(GIVEN PROBLEM 1):
Answer these from the Lightning Core project description, one line each:
(a) What backend does the one-line summary say Lightning Core uses?
(b) What kind of Python APIs does the abstract list?
(c) According to the problem statement, what overhead dominates small and repeated workloads?

(TEXT PROVIDED):
__________

Skip to main content

Lightning Core: macOS-first CUDA-style runtime with Metal backend

Project description

1. Title

Lightning Core: Metal-First Runtime for Attention, MatMul, and Fused Inference Pipelines

2. Badges

PyPI version PyPI downloads Wheel Publish

3. One-line Summary

Lightning Core is a macOS-first, Metal-backed runtime that provides low-level control (resident IO, policy routing, fused paths) with easy Python APIs.

4. Abstract

Lightning Core targets high-iteration experimentation on Apple Silicon by combining:

  • custom C++ kernels and runtime scheduling,
  • Metal fastpaths with CPU fallback/crossover,
  • pybind-based Python APIs for rapid operator and pipeline testing.

The project is positioned between a research runtime and a production-oriented operator engine. It emphasizes repeatable benchmarking, explicit execution policy control, and practical end-to-end pipeline composition (conv -> attention, FFN, LN -> projection).

5. Motivation / Problem Statement

Most deep-learning tooling assumes CUDA-first execution, while many practical local environments are macOS + Apple Silicon. This creates a gap:

  • kernel-level optimization ideas are hard to test quickly on macOS,
  • launch/memory overhead dominates small and repeated workloads,
  • framework-level abstractions can hide runtime policy decisions.

__________

(PROVIDED RECORDS):
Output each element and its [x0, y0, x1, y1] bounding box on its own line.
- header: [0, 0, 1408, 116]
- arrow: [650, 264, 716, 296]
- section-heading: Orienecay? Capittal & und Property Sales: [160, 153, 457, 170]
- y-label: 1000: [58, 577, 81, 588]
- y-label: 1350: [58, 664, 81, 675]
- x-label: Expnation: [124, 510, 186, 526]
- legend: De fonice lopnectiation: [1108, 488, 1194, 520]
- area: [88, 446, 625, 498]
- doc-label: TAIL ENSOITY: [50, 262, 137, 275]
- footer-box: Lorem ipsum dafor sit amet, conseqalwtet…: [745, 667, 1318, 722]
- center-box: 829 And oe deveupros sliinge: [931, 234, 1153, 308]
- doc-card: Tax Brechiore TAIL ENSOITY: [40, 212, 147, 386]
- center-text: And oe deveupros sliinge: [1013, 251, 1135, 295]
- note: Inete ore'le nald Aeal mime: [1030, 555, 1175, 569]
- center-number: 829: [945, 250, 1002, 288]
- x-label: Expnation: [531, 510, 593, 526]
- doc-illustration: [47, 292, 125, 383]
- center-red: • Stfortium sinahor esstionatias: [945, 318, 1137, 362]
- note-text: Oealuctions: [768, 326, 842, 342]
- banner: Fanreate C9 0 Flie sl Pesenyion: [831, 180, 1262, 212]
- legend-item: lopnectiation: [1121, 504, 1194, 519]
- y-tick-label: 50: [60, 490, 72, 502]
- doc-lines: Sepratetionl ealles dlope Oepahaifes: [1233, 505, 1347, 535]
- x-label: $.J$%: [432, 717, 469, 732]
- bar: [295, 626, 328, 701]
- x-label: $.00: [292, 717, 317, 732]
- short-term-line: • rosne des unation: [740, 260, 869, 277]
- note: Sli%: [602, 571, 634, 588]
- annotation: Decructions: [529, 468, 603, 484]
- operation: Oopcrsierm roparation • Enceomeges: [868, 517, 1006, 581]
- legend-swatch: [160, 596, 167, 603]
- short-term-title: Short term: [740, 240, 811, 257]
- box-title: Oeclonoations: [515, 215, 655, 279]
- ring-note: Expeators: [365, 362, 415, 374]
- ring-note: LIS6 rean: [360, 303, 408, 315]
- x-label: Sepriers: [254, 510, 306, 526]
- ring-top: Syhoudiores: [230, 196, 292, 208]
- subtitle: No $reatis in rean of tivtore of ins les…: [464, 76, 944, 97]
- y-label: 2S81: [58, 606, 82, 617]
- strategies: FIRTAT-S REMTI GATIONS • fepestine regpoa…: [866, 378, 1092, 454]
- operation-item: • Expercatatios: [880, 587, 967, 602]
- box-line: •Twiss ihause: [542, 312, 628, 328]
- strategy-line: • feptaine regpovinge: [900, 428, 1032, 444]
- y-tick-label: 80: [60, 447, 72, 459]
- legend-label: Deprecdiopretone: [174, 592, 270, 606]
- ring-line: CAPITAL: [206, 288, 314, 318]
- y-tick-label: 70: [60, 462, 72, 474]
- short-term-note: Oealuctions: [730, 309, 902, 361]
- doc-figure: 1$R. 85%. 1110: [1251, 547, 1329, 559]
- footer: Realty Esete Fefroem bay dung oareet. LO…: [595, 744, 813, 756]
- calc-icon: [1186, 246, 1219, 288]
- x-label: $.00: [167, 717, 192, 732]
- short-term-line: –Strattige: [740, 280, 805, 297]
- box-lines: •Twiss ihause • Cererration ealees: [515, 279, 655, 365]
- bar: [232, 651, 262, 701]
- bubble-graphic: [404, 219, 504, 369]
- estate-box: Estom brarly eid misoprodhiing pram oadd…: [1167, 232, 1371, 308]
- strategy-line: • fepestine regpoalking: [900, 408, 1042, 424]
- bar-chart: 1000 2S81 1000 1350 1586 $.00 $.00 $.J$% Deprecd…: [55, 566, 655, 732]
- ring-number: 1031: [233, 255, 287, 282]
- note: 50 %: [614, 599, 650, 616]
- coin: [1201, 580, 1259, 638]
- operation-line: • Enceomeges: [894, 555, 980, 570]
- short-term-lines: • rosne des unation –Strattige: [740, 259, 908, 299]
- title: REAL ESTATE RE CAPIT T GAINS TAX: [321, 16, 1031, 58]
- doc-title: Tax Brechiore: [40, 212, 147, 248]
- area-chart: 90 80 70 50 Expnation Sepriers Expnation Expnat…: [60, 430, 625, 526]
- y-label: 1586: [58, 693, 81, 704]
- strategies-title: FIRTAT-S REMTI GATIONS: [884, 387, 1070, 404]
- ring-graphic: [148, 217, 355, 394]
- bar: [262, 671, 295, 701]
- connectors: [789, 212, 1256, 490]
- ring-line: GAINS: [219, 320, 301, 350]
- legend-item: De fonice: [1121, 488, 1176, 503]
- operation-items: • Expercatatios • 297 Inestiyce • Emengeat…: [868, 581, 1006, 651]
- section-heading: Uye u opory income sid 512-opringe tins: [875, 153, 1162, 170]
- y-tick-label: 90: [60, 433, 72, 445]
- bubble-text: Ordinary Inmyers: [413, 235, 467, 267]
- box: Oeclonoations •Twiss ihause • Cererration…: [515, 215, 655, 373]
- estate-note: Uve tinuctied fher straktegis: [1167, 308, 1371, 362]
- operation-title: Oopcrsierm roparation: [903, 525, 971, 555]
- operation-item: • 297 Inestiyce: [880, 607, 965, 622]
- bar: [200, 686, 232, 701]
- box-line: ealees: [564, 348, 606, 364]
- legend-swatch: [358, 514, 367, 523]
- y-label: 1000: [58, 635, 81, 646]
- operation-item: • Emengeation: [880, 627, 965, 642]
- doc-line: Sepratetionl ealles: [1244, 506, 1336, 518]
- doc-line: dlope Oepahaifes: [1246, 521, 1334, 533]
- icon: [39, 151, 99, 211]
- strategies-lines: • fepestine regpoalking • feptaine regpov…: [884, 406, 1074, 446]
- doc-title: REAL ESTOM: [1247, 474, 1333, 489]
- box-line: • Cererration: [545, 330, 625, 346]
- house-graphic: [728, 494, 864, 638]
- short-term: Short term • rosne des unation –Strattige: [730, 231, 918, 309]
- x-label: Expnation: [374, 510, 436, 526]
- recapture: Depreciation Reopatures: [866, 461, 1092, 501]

__________

(GIVEN PROBLEM 2): Print the listing from its first line through the line containing "- legend-swatch: [160, 596, 167, 603]", including both of those lines, with every line unchanged.

(EXPECTED ANSWER 1):
(a) Metal
(b) pybind-based Python APIs
(c) Launch/memory overhead

(EXPECTED ANSWER 2):
Output each element and its [x0, y0, x1, y1] bounding box on its own line.
- header: [0, 0, 1408, 116]
- arrow: [650, 264, 716, 296]
- section-heading: Orienecay? Capittal & und Property Sales: [160, 153, 457, 170]
- y-label: 1000: [58, 577, 81, 588]
- y-label: 1350: [58, 664, 81, 675]
- x-label: Expnation: [124, 510, 186, 526]
- legend: De fonice lopnectiation: [1108, 488, 1194, 520]
- area: [88, 446, 625, 498]
- doc-label: TAIL ENSOITY: [50, 262, 137, 275]
- footer-box: Lorem ipsum dafor sit amet, conseqalwtet…: [745, 667, 1318, 722]
- center-box: 829 And oe deveupros sliinge: [931, 234, 1153, 308]
- doc-card: Tax Brechiore TAIL ENSOITY: [40, 212, 147, 386]
- center-text: And oe deveupros sliinge: [1013, 251, 1135, 295]
- note: Inete ore'le nald Aeal mime: [1030, 555, 1175, 569]
- center-number: 829: [945, 250, 1002, 288]
- x-label: Expnation: [531, 510, 593, 526]
- doc-illustration: [47, 292, 125, 383]
- center-red: • Stfortium sinahor esstionatias: [945, 318, 1137, 362]
- note-text: Oealuctions: [768, 326, 842, 342]
- banner: Fanreate C9 0 Flie sl Pesenyion: [831, 180, 1262, 212]
- legend-item: lopnectiation: [1121, 504, 1194, 519]
- y-tick-label: 50: [60, 490, 72, 502]
- doc-lines: Sepratetionl ealles dlope Oepahaifes: [1233, 505, 1347, 535]
- x-label: $.J$%: [432, 717, 469, 732]
- bar: [295, 626, 328, 701]
- x-label: $.00: [292, 717, 317, 732]
- short-term-line: • rosne des unation: [740, 260, 869, 277]
- note: Sli%: [602, 571, 634, 588]
- annotation: Decructions: [529, 468, 603, 484]
- operation: Oopcrsierm roparation • Enceomeges: [868, 517, 1006, 581]
- legend-swatch: [160, 596, 167, 603]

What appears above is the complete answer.